Quote the whole listing verbatim.
------------------------------------------------
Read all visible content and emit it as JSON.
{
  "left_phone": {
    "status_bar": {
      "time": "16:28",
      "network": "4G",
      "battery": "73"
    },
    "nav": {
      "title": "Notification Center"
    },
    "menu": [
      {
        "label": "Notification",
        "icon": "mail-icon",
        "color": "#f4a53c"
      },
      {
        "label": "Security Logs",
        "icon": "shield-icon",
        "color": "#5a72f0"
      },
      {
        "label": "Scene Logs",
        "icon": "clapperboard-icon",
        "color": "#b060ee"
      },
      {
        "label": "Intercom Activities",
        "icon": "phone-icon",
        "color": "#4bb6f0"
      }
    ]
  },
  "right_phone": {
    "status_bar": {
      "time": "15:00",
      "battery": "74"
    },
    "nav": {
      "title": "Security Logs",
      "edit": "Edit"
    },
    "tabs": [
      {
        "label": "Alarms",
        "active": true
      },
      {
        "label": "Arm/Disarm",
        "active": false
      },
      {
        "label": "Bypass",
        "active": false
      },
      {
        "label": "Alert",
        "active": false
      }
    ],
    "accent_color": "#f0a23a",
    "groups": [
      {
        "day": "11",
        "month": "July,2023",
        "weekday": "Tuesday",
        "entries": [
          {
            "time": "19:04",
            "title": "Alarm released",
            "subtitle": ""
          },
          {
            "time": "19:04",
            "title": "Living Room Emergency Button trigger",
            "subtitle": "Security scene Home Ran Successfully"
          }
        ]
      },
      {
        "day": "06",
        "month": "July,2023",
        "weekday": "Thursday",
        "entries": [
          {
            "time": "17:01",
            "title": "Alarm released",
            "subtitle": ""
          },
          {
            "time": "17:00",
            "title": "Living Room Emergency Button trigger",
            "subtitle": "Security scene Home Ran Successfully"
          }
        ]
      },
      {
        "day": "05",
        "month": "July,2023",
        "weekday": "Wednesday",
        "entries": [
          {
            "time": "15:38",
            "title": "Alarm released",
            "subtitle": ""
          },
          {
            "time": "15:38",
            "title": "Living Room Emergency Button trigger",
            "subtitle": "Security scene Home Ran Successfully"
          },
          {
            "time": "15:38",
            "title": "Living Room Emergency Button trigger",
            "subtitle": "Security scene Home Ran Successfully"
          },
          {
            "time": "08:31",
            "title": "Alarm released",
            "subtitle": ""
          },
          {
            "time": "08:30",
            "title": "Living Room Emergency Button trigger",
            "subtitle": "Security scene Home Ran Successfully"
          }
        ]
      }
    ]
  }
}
------------------------------------------------
_Answer:_
Read all visible content and emit it as JSON.
{
  "left_phone": {
    "status_bar": {
      "time": "16:28",
      "network": "4G",
      "battery": "73"
    },
    "nav": {
      "title": "Notification Center"
    },
    "menu": [
      {
        "label": "Notification",
        "icon": "mail-icon",
        "color": "#f4a53c"
      },
      {
        "label": "Security Logs",
        "icon": "shield-icon",
        "color": "#5a72f0"
      },
      {
        "label": "Scene Logs",
        "icon": "clapperboard-icon",
        "color": "#b060ee"
      },
      {
        "label": "Intercom Activities",
        "icon": "phone-icon",
        "color": "#4bb6f0"
      }
    ]
  },
  "right_phone": {
    "status_bar": {
      "time": "15:00",
      "battery": "74"
    },
    "nav": {
      "title": "Security Logs",
      "edit": "Edit"
    },
    "tabs": [
      {
        "label": "Alarms",
        "active": true
      },
      {
        "label": "Arm/Disarm",
        "active": false
      },
      {
        "label": "Bypass",
        "active": false
      },
      {
        "label": "Alert",
        "active": false
      }
    ],
    "accent_color": "#f0a23a",
    "groups": [
      {
        "day": "11",
        "month": "July,2023",
        "weekday": "Tuesday",
        "entries": [
          {
            "time": "19:04",
            "title": "Alarm released",
            "subtitle": ""
          },
          {
            "time": "19:04",
            "title": "Living Room Emergency Button trigger",
            "subtitle": "Security scene Home Ran Successfully"
          }
        ]
      },
      {
        "day": "06",
        "month": "July,2023",
        "weekday": "Thursday",
        "entries": [
          {
            "time": "17:01",
            "title": "Alarm released",
            "subtitle": ""
          },
          {
            "time": "17:00",
            "title": "Living Room Emergency Button trigger",
            "subtitle": "Security scene Home Ran Successfully"
          }
        ]
      },
      {
        "day": "05",
        "month": "July,2023",
        "weekday": "Wednesday",
        "entries": [
          {
            "time": "15:38",
            "title": "Alarm released",
            "subtitle": ""
          },
          {
            "time": "15:38",
            "title": "Living Room Emergency Button trigger",
            "subtitle": "Security scene Home Ran Successfully"
          },
          {
            "time": "15:38",
            "title": "Living Room Emergency Button trigger",
            "subtitle": "Security scene Home Ran Successfully"
          },
          {
            "time": "08:31",
            "title": "Alarm released",
            "subtitle": ""
          },
          {
            "time": "08:30",
            "title": "Living Room Emergency Button trigger",
            "subtitle": "Security scene Home Ran Successfully"
          }
        ]
      }
    ]
  }
}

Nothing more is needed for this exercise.